OBJECTIVE: Provide an exact transcription of all the records.

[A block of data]
☆ ☆ ☆

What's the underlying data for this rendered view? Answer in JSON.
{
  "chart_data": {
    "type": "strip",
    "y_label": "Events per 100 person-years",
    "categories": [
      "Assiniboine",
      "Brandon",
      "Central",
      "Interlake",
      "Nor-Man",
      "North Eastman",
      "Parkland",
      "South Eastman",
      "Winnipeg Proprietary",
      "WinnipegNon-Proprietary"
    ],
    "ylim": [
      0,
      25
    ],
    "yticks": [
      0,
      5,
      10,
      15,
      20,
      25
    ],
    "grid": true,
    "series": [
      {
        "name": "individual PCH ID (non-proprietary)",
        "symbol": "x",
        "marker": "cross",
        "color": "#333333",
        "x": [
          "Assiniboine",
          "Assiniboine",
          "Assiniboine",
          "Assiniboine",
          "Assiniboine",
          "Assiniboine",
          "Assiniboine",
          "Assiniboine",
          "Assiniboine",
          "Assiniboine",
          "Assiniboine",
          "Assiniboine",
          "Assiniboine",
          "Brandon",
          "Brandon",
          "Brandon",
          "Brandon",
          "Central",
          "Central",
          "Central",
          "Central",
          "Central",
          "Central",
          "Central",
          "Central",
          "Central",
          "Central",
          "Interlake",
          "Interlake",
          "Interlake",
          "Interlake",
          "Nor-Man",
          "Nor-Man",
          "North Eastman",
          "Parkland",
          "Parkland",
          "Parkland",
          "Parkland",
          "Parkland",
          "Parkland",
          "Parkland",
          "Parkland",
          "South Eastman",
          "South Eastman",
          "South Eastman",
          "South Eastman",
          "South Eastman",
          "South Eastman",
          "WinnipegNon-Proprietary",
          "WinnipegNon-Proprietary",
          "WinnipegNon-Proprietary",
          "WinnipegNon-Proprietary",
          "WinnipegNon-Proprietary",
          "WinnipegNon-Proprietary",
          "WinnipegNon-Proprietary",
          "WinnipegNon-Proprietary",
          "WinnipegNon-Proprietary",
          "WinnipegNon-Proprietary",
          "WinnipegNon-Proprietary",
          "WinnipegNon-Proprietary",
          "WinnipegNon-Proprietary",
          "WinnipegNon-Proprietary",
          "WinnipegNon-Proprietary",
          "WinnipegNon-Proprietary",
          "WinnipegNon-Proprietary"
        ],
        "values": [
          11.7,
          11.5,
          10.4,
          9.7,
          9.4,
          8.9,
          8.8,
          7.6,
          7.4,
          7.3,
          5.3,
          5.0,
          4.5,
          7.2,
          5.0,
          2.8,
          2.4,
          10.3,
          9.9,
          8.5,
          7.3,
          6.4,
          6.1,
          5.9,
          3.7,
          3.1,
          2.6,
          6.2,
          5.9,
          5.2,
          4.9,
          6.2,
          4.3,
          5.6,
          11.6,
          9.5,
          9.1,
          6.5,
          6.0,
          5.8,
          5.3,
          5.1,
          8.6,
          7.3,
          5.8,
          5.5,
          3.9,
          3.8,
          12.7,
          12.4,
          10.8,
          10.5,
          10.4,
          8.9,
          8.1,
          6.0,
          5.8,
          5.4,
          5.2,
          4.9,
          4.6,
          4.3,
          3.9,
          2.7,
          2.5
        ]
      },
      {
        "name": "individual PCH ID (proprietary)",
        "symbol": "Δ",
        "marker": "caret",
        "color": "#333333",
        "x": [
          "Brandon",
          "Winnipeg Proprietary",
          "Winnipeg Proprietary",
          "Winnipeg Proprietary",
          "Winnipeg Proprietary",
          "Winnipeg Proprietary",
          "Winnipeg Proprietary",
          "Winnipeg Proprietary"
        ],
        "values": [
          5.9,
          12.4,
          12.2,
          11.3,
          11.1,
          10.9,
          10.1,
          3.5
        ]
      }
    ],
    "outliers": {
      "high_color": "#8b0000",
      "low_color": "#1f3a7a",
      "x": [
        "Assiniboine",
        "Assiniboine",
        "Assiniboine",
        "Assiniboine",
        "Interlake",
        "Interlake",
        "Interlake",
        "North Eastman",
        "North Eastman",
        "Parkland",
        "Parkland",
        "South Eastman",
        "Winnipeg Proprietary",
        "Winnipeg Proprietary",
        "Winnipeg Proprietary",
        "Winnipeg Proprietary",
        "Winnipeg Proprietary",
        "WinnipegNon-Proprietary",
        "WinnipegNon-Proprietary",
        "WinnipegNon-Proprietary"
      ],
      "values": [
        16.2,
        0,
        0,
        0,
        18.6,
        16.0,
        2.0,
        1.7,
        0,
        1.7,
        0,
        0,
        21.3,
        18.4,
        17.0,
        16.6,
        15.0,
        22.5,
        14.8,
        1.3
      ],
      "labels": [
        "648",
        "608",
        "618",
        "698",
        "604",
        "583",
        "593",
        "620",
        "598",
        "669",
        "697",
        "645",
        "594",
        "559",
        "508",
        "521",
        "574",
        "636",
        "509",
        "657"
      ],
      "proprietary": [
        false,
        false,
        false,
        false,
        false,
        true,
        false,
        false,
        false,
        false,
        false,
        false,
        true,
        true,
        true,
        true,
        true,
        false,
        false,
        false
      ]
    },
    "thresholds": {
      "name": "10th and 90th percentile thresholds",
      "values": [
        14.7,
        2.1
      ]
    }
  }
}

☆ ☆ ☆

FINISHED EXERCISE:
What's the underlying data for this rendered view? Answer in JSON.
{
  "chart_data": {
    "type": "strip",
    "y_label": "Events per 100 person-years",
    "categories": [
      "Assiniboine",
      "Brandon",
      "Central",
      "Interlake",
      "Nor-Man",
      "North Eastman",
      "Parkland",
      "South Eastman",
      "Winnipeg Proprietary",
      "WinnipegNon-Proprietary"
    ],
    "ylim": [
      0,
      25
    ],
    "yticks": [
      0,
      5,
      10,
      15,
      20,
      25
    ],
    "grid": true,
    "series": [
      {
        "name": "individual PCH ID (non-proprietary)",
        "symbol": "x",
        "marker": "cross",
        "color": "#333333",
        "x": [
          "Assiniboine",
          "Assiniboine",
          "Assiniboine",
          "Assiniboine",
          "Assiniboine",
          "Assiniboine",
          "Assiniboine",
          "Assiniboine",
          "Assiniboine",
          "Assiniboine",
          "Assiniboine",
          "Assiniboine",
          "Assiniboine",
          "Brandon",
          "Brandon",
          "Brandon",
          "Brandon",
          "Central",
          "Central",
          "Central",
          "Central",
          "Central",
          "Central",
          "Central",
          "Central",
          "Central",
          "Central",
          "Interlake",
          "Interlake",
          "Interlake",
          "Interlake",
          "Nor-Man",
          "Nor-Man",
          "North Eastman",
          "Parkland",
          "Parkland",
          "Parkland",
          "Parkland",
          "Parkland",
          "Parkland",
          "Parkland",
          "Parkland",
          "South Eastman",
          "South Eastman",
          "South Eastman",
          "South Eastman",
          "South Eastman",
          "South Eastman",
          "WinnipegNon-Proprietary",
          "WinnipegNon-Proprietary",
          "WinnipegNon-Proprietary",
          "WinnipegNon-Proprietary",
          "WinnipegNon-Proprietary",
          "WinnipegNon-Proprietary",
          "WinnipegNon-Proprietary",
          "WinnipegNon-Proprietary",
          "WinnipegNon-Proprietary",
          "WinnipegNon-Proprietary",
          "WinnipegNon-Proprietary",
          "WinnipegNon-Proprietary",
          "WinnipegNon-Proprietary",
          "WinnipegNon-Proprietary",
          "WinnipegNon-Proprietary",
          "WinnipegNon-Proprietary",
          "WinnipegNon-Proprietary"
        ],
        "values": [
          11.7,
          11.5,
          10.4,
          9.7,
          9.4,
          8.9,
          8.8,
          7.6,
          7.4,
          7.3,
          5.3,
          5.0,
          4.5,
          7.2,
          5.0,
          2.8,
          2.4,
          10.3,
          9.9,
          8.5,
          7.3,
          6.4,
          6.1,
          5.9,
          3.7,
          3.1,
          2.6,
          6.2,
          5.9,
          5.2,
          4.9,
          6.2,
          4.3,
          5.6,
          11.6,
          9.5,
          9.1,
          6.5,
          6.0,
          5.8,
          5.3,
          5.1,
          8.6,
          7.3,
          5.8,
          5.5,
          3.9,
          3.8,
          12.7,
          12.4,
          10.8,
          10.5,
          10.4,
          8.9,
          8.1,
          6.0,
          5.8,
          5.4,
          5.2,
          4.9,
          4.6,
          4.3,
          3.9,
          2.7,
          2.5
        ]
      },
      {
        "name": "individual PCH ID (proprietary)",
        "symbol": "Δ",
        "marker": "caret",
        "color": "#333333",
        "x": [
          "Brandon",
          "Winnipeg Proprietary",
          "Winnipeg Proprietary",
          "Winnipeg Proprietary",
          "Winnipeg Proprietary",
          "Winnipeg Proprietary",
          "Winnipeg Proprietary",
          "Winnipeg Proprietary"
        ],
        "values": [
          5.9,
          12.4,
          12.2,
          11.3,
          11.1,
          10.9,
          10.1,
          3.5
        ]
      }
    ],
    "outliers": {
      "high_color": "#8b0000",
      "low_color": "#1f3a7a",
      "x": [
        "Assiniboine",
        "Assiniboine",
        "Assiniboine",
        "Assiniboine",
        "Interlake",
        "Interlake",
        "Interlake",
        "North Eastman",
        "North Eastman",
        "Parkland",
        "Parkland",
        "South Eastman",
        "Winnipeg Proprietary",
        "Winnipeg Proprietary",
        "Winnipeg Proprietary",
        "Winnipeg Proprietary",
        "Winnipeg Proprietary",
        "WinnipegNon-Proprietary",
        "WinnipegNon-Proprietary",
        "WinnipegNon-Proprietary"
      ],
      "values": [
        16.2,
        0,
        0,
        0,
        18.6,
        16.0,
        2.0,
        1.7,
        0,
        1.7,
        0,
        0,
        21.3,
        18.4,
        17.0,
        16.6,
        15.0,
        22.5,
        14.8,
        1.3
      ],
      "labels": [
        "648",
        "608",
        "618",
        "698",
        "604",
        "583",
        "593",
        "620",
        "598",
        "669",
        "697",
        "645",
        "594",
        "559",
        "508",
        "521",
        "574",
        "636",
        "509",
        "657"
      ],
      "proprietary": [
        false,
        false,
        false,
        false,
        false,
        true,
        false,
        false,
        false,
        false,
        false,
        false,
        true,
        true,
        true,
        true,
        true,
        false,
        false,
        false
      ]
    },
    "thresholds": {
      "name": "10th and 90th percentile thresholds",
      "values": [
        14.7,
        2.1
      ]
    }
  }
}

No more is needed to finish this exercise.